For each line below that includes the word "JSON", make a copy.

PROVIDED MATERIAL:
▼
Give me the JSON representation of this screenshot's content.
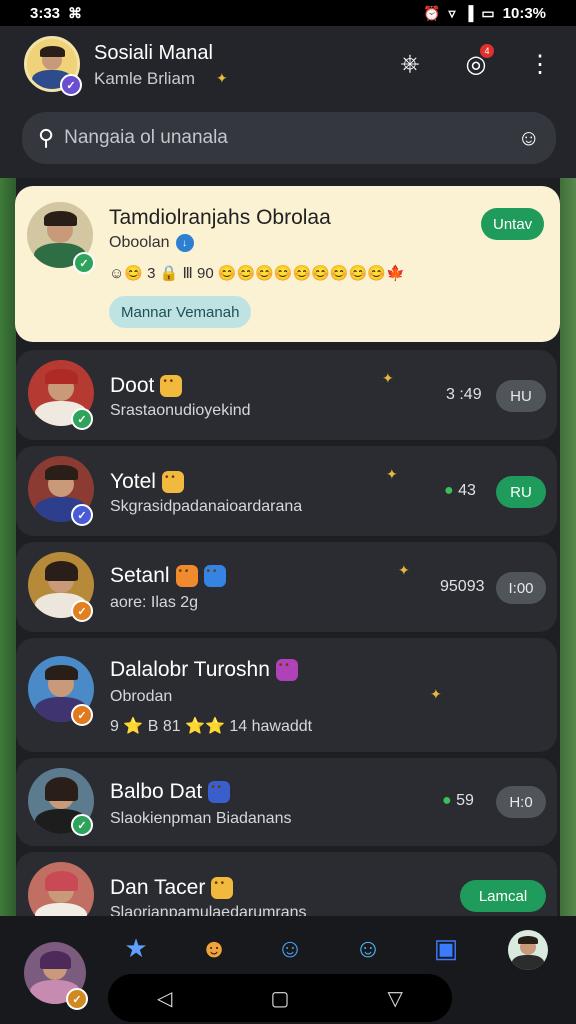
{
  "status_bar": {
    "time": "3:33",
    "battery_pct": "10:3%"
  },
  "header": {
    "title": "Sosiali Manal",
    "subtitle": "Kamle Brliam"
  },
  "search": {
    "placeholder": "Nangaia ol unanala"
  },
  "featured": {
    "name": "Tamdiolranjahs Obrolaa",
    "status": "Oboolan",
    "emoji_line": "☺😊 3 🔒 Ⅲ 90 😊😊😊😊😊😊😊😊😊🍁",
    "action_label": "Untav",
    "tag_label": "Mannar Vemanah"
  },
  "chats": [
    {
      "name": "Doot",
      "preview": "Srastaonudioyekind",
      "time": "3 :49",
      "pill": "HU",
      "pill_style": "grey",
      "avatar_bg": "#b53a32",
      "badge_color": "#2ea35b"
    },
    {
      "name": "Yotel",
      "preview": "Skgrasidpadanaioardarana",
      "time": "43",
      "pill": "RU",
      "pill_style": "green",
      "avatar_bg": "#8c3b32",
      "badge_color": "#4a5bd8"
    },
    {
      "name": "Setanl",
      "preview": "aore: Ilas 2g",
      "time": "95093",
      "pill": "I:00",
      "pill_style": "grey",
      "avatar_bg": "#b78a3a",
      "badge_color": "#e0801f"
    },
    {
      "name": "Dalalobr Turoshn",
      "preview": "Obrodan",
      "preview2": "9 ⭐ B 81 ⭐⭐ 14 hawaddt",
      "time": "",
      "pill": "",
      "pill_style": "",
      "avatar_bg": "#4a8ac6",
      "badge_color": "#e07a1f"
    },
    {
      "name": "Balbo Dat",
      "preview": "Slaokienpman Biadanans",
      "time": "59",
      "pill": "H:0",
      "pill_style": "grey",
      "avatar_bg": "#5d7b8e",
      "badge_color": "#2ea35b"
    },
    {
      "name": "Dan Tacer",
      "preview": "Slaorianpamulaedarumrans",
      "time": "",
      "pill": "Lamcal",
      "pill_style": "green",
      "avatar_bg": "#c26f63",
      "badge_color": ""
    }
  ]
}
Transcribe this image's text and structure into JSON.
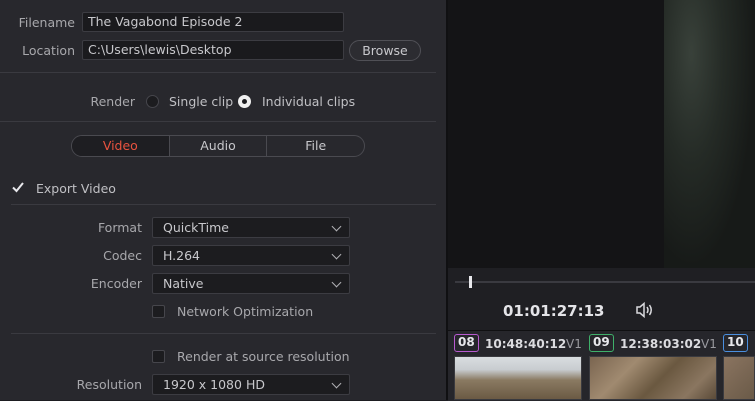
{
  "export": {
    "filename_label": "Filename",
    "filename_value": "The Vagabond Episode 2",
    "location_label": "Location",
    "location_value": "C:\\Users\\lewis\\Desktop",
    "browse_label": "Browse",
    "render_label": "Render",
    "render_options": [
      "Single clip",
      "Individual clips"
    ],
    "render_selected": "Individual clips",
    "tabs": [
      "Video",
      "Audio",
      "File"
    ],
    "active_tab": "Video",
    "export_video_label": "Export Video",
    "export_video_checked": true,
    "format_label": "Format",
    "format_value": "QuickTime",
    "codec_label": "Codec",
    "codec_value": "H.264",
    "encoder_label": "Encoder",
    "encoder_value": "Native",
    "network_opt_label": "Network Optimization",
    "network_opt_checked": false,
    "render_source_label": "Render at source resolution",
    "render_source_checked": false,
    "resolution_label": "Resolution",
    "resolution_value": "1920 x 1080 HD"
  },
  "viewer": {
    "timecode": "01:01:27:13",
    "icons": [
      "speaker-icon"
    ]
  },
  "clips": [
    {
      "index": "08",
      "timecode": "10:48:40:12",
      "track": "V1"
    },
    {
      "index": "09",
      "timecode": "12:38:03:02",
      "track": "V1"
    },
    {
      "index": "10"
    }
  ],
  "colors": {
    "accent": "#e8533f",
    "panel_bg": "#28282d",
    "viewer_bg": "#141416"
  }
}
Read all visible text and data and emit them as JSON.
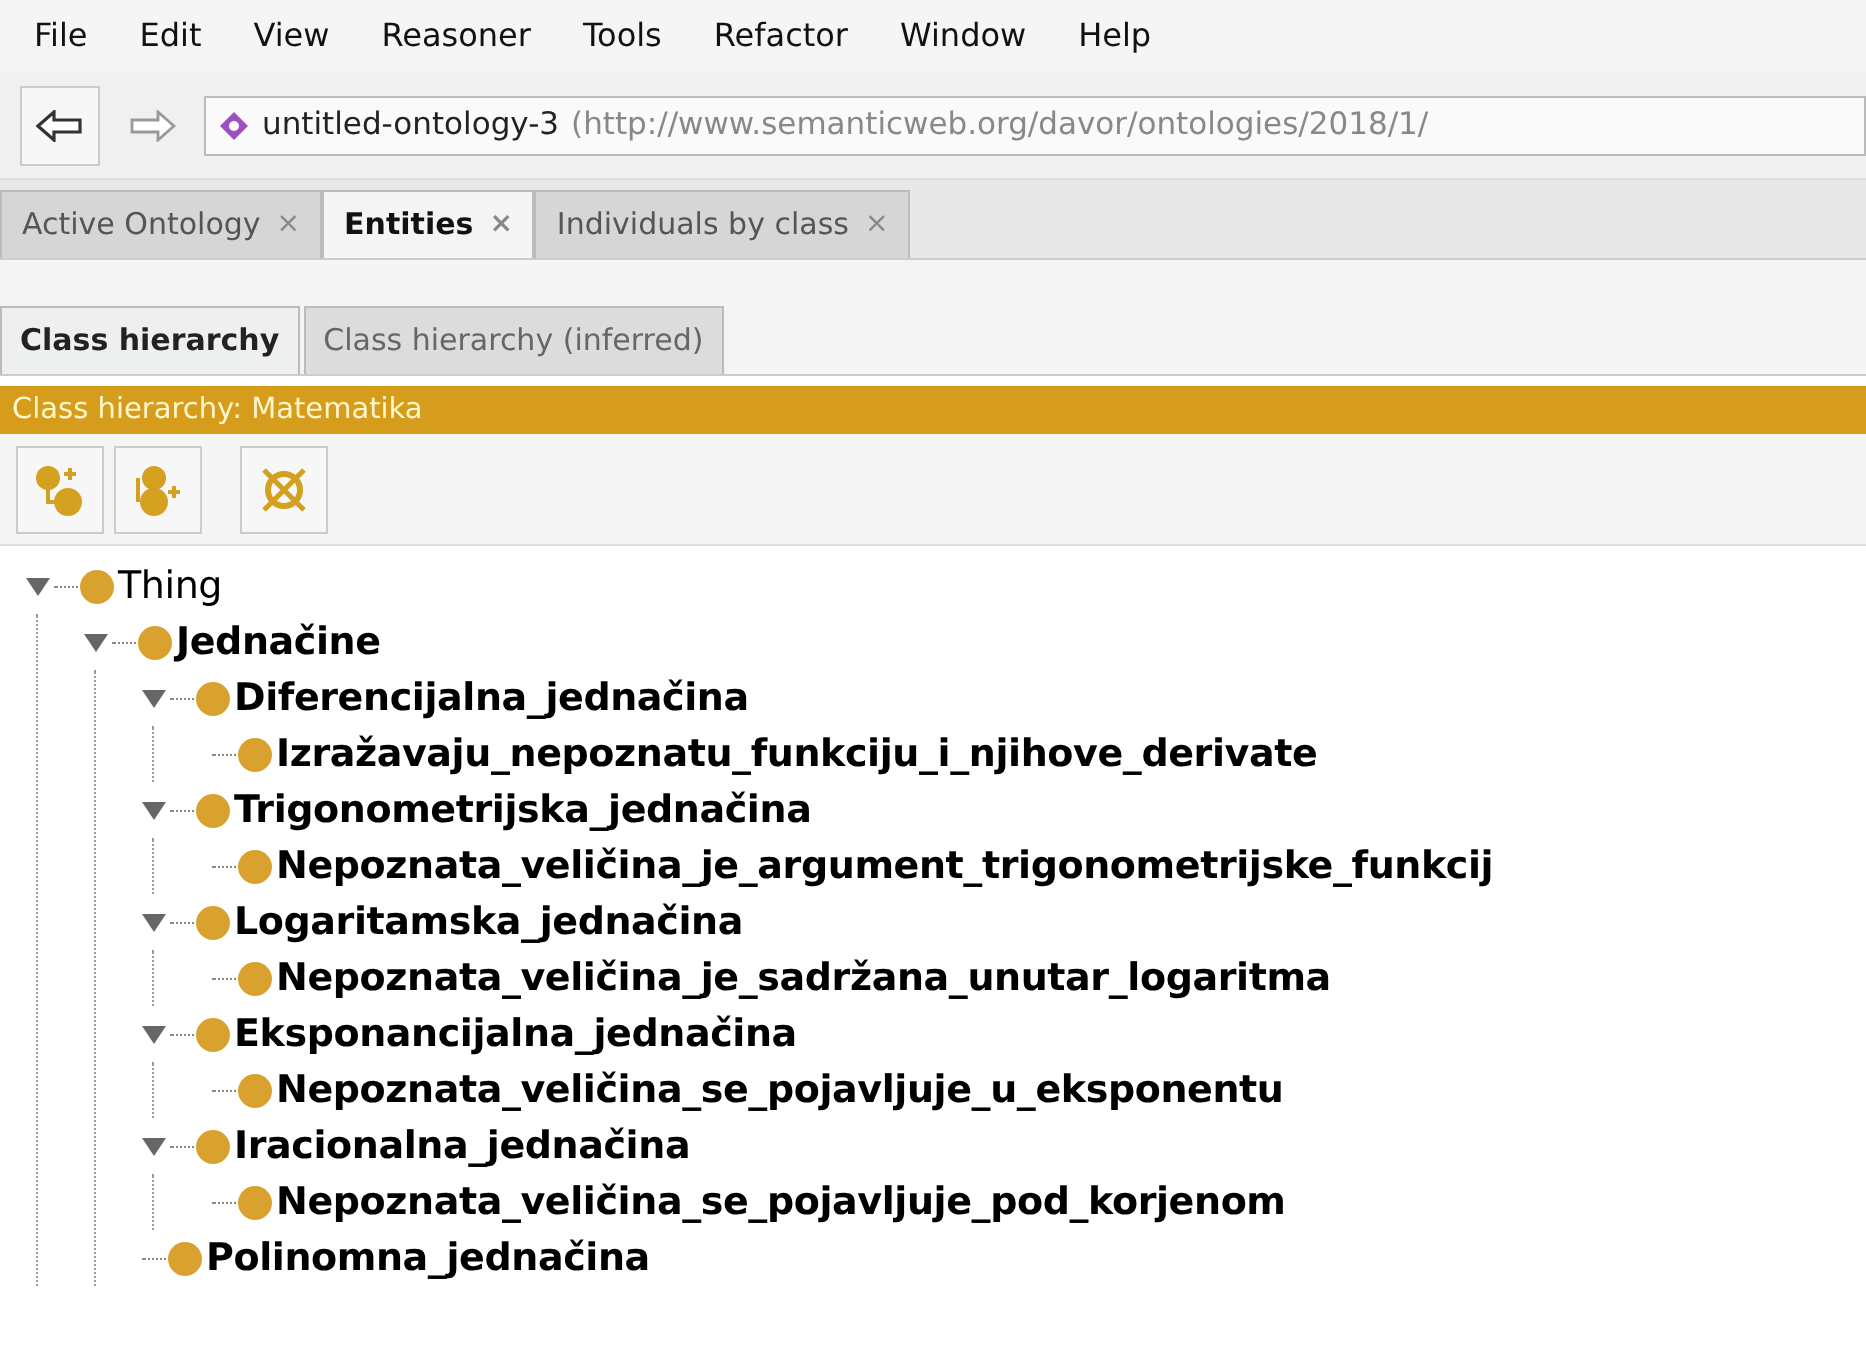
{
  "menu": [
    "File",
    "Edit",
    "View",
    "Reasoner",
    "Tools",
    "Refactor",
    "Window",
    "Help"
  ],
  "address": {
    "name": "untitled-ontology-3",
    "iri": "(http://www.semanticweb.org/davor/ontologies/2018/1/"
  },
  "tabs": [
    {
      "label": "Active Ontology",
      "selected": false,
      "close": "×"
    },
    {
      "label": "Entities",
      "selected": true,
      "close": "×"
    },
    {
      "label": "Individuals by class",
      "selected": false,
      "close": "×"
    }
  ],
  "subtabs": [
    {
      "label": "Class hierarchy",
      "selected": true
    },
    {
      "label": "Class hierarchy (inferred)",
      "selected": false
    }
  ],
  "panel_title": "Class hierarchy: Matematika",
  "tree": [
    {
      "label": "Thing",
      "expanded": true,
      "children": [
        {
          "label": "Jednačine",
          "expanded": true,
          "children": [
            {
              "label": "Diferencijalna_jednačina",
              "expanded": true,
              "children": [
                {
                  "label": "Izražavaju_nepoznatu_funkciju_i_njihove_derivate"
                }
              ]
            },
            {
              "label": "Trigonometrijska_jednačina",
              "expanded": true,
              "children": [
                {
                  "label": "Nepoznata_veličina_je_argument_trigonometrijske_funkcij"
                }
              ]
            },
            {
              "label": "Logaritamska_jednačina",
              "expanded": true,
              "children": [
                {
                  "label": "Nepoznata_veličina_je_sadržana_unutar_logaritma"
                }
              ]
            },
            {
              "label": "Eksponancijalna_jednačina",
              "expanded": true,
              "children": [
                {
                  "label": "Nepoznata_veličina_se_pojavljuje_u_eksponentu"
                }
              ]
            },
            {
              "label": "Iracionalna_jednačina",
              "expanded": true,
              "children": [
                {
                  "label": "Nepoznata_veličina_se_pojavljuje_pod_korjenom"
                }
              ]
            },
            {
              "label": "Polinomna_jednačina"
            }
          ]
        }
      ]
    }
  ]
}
▲
ANSWER FOR THE TASK:
Give me the JSON representation of this screenshot's content.
Transcribe this image's text and structure into JSON.
Read all visible text and data and emit them as JSON.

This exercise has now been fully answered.